Source material –
## Begin
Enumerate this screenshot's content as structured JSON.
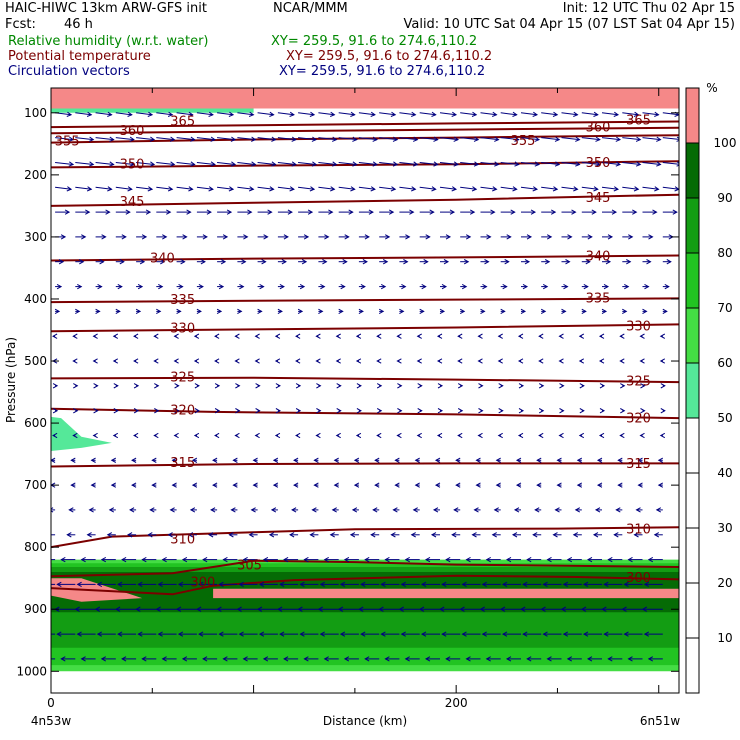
{
  "header": {
    "title": "HAIC-HIWC 13km ARW-GFS init",
    "org": "NCAR/MMM",
    "init": "Init: 12 UTC Thu 02 Apr 15",
    "fcst_label": "Fcst:",
    "fcst_value": "46 h",
    "valid": "Valid: 10 UTC Sat 04 Apr 15 (07 LST Sat 04 Apr 15)",
    "fields": [
      {
        "name": "Relative humidity (w.r.t. water)",
        "xy": "XY= 259.5, 91.6 to 274.6,110.2",
        "color": "#008800"
      },
      {
        "name": "Potential temperature",
        "xy": "XY= 259.5, 91.6 to 274.6,110.2",
        "color": "#7b0000"
      },
      {
        "name": "Circulation vectors",
        "xy": "XY= 259.5, 91.6 to 274.6,110.2",
        "color": "#00007f"
      }
    ]
  },
  "chart_data": {
    "type": "cross-section",
    "xlabel": "Distance (km)",
    "ylabel": "Pressure (hPa)",
    "x_ticks": [
      0,
      200
    ],
    "xlim": [
      0,
      310
    ],
    "y_ticks": [
      100,
      200,
      300,
      400,
      500,
      600,
      700,
      800,
      900,
      1000
    ],
    "ylim": [
      1035,
      60
    ],
    "left_endpoint": "4n53w",
    "right_endpoint": "6n51w",
    "colorbar": {
      "unit": "%",
      "ticks": [
        10,
        20,
        30,
        40,
        50,
        60,
        70,
        80,
        90,
        100
      ],
      "bins": [
        {
          "from": 50,
          "to": 60,
          "color": "#55e899"
        },
        {
          "from": 60,
          "to": 70,
          "color": "#44dd44"
        },
        {
          "from": 70,
          "to": 80,
          "color": "#22c422"
        },
        {
          "from": 80,
          "to": 90,
          "color": "#139d13"
        },
        {
          "from": 90,
          "to": 100,
          "color": "#056b05"
        },
        {
          "from": 100,
          "to": 110,
          "color": "#f58888"
        }
      ]
    },
    "theta_contours": [
      {
        "value": 300,
        "points": [
          [
            0,
            866
          ],
          [
            60,
            876
          ],
          [
            80,
            862
          ],
          [
            120,
            853
          ],
          [
            200,
            846
          ],
          [
            260,
            848
          ],
          [
            310,
            852
          ]
        ],
        "labels": [
          [
            75,
            855
          ],
          [
            290,
            848
          ]
        ]
      },
      {
        "value": 305,
        "points": [
          [
            0,
            847
          ],
          [
            60,
            842
          ],
          [
            100,
            822
          ],
          [
            150,
            824
          ],
          [
            200,
            828
          ],
          [
            310,
            832
          ]
        ],
        "labels": [
          [
            98,
            828
          ]
        ]
      },
      {
        "value": 310,
        "points": [
          [
            0,
            800
          ],
          [
            30,
            783
          ],
          [
            100,
            776
          ],
          [
            150,
            771
          ],
          [
            250,
            770
          ],
          [
            310,
            768
          ]
        ],
        "labels": [
          [
            65,
            786
          ],
          [
            290,
            770
          ]
        ]
      },
      {
        "value": 315,
        "points": [
          [
            0,
            670
          ],
          [
            100,
            666
          ],
          [
            200,
            665
          ],
          [
            310,
            665
          ]
        ],
        "labels": [
          [
            65,
            663
          ],
          [
            290,
            664
          ]
        ]
      },
      {
        "value": 320,
        "points": [
          [
            0,
            577
          ],
          [
            80,
            582
          ],
          [
            200,
            586
          ],
          [
            310,
            592
          ]
        ],
        "labels": [
          [
            65,
            578
          ],
          [
            290,
            591
          ]
        ]
      },
      {
        "value": 325,
        "points": [
          [
            0,
            528
          ],
          [
            100,
            527
          ],
          [
            200,
            530
          ],
          [
            310,
            534
          ]
        ],
        "labels": [
          [
            65,
            525
          ],
          [
            290,
            531
          ]
        ]
      },
      {
        "value": 330,
        "points": [
          [
            0,
            452
          ],
          [
            100,
            449
          ],
          [
            200,
            446
          ],
          [
            310,
            441
          ]
        ],
        "labels": [
          [
            65,
            446
          ],
          [
            290,
            443
          ]
        ]
      },
      {
        "value": 335,
        "points": [
          [
            0,
            405
          ],
          [
            100,
            403
          ],
          [
            200,
            401
          ],
          [
            310,
            399
          ]
        ],
        "labels": [
          [
            65,
            400
          ],
          [
            270,
            398
          ]
        ]
      },
      {
        "value": 340,
        "points": [
          [
            0,
            338
          ],
          [
            100,
            335
          ],
          [
            200,
            333
          ],
          [
            310,
            330
          ]
        ],
        "labels": [
          [
            55,
            333
          ],
          [
            270,
            330
          ]
        ]
      },
      {
        "value": 345,
        "points": [
          [
            0,
            250
          ],
          [
            100,
            245
          ],
          [
            200,
            240
          ],
          [
            310,
            232
          ]
        ],
        "labels": [
          [
            40,
            242
          ],
          [
            270,
            236
          ]
        ]
      },
      {
        "value": 350,
        "points": [
          [
            0,
            188
          ],
          [
            100,
            185
          ],
          [
            200,
            183
          ],
          [
            310,
            178
          ]
        ],
        "labels": [
          [
            40,
            182
          ],
          [
            270,
            179
          ]
        ]
      },
      {
        "value": 355,
        "points": [
          [
            0,
            148
          ],
          [
            100,
            143
          ],
          [
            200,
            140
          ],
          [
            310,
            136
          ]
        ],
        "labels": [
          [
            8,
            145
          ],
          [
            233,
            144
          ]
        ]
      },
      {
        "value": 360,
        "points": [
          [
            0,
            133
          ],
          [
            100,
            130
          ],
          [
            200,
            127
          ],
          [
            310,
            124
          ]
        ],
        "labels": [
          [
            40,
            128
          ],
          [
            270,
            122
          ]
        ]
      },
      {
        "value": 365,
        "points": [
          [
            0,
            123
          ],
          [
            100,
            120
          ],
          [
            200,
            117
          ],
          [
            310,
            114
          ]
        ],
        "labels": [
          [
            65,
            112
          ],
          [
            290,
            111
          ]
        ]
      }
    ],
    "rh_regions": [
      {
        "bin": 100,
        "polygon": [
          [
            0,
            60
          ],
          [
            310,
            60
          ],
          [
            310,
            93
          ],
          [
            0,
            93
          ]
        ]
      },
      {
        "bin": 50,
        "polygon": [
          [
            0,
            93
          ],
          [
            100,
            93
          ],
          [
            100,
            100
          ],
          [
            0,
            100
          ]
        ]
      },
      {
        "bin": 50,
        "polygon": [
          [
            0,
            590
          ],
          [
            5,
            592
          ],
          [
            15,
            622
          ],
          [
            30,
            632
          ],
          [
            15,
            640
          ],
          [
            0,
            645
          ]
        ]
      },
      {
        "bin": 60,
        "polygon": [
          [
            0,
            820
          ],
          [
            310,
            820
          ],
          [
            310,
            1000
          ],
          [
            0,
            1000
          ]
        ]
      },
      {
        "bin": 70,
        "polygon": [
          [
            0,
            826
          ],
          [
            310,
            826
          ],
          [
            310,
            990
          ],
          [
            0,
            990
          ]
        ]
      },
      {
        "bin": 80,
        "polygon": [
          [
            0,
            832
          ],
          [
            310,
            832
          ],
          [
            310,
            962
          ],
          [
            0,
            962
          ]
        ]
      },
      {
        "bin": 90,
        "polygon": [
          [
            0,
            840
          ],
          [
            310,
            840
          ],
          [
            310,
            905
          ],
          [
            0,
            905
          ]
        ]
      },
      {
        "bin": 100,
        "polygon": [
          [
            0,
            850
          ],
          [
            15,
            850
          ],
          [
            45,
            882
          ],
          [
            15,
            888
          ],
          [
            0,
            878
          ]
        ]
      },
      {
        "bin": 100,
        "polygon": [
          [
            80,
            867
          ],
          [
            310,
            867
          ],
          [
            310,
            882
          ],
          [
            80,
            882
          ]
        ]
      }
    ],
    "vectors": {
      "levels": [
        100,
        140,
        180,
        220,
        260,
        300,
        340,
        380,
        420,
        460,
        500,
        540,
        580,
        620,
        660,
        700,
        740,
        780,
        820,
        860,
        900,
        940,
        980
      ],
      "x_step": 10,
      "u": [
        8,
        9,
        9,
        8,
        7,
        5,
        4,
        3,
        2,
        -1,
        -1,
        1,
        1,
        -1,
        -2,
        -2,
        -3,
        -4,
        -7,
        -9,
        -10,
        -9,
        -7
      ],
      "v": [
        -1,
        -1,
        -1,
        -1,
        0,
        0,
        0,
        0,
        0,
        0,
        0,
        0,
        0,
        0,
        0,
        0,
        0,
        0,
        0,
        0,
        0,
        0,
        0
      ],
      "color": "#00007f"
    }
  }
}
## End
Problem requirements – Extract every line from the records above that contains the word "name".

Output for this exercise –
        "name": "Relative humidity (w.r.t. water)",
        "name": "Potential temperature",
        "name": "Circulation vectors",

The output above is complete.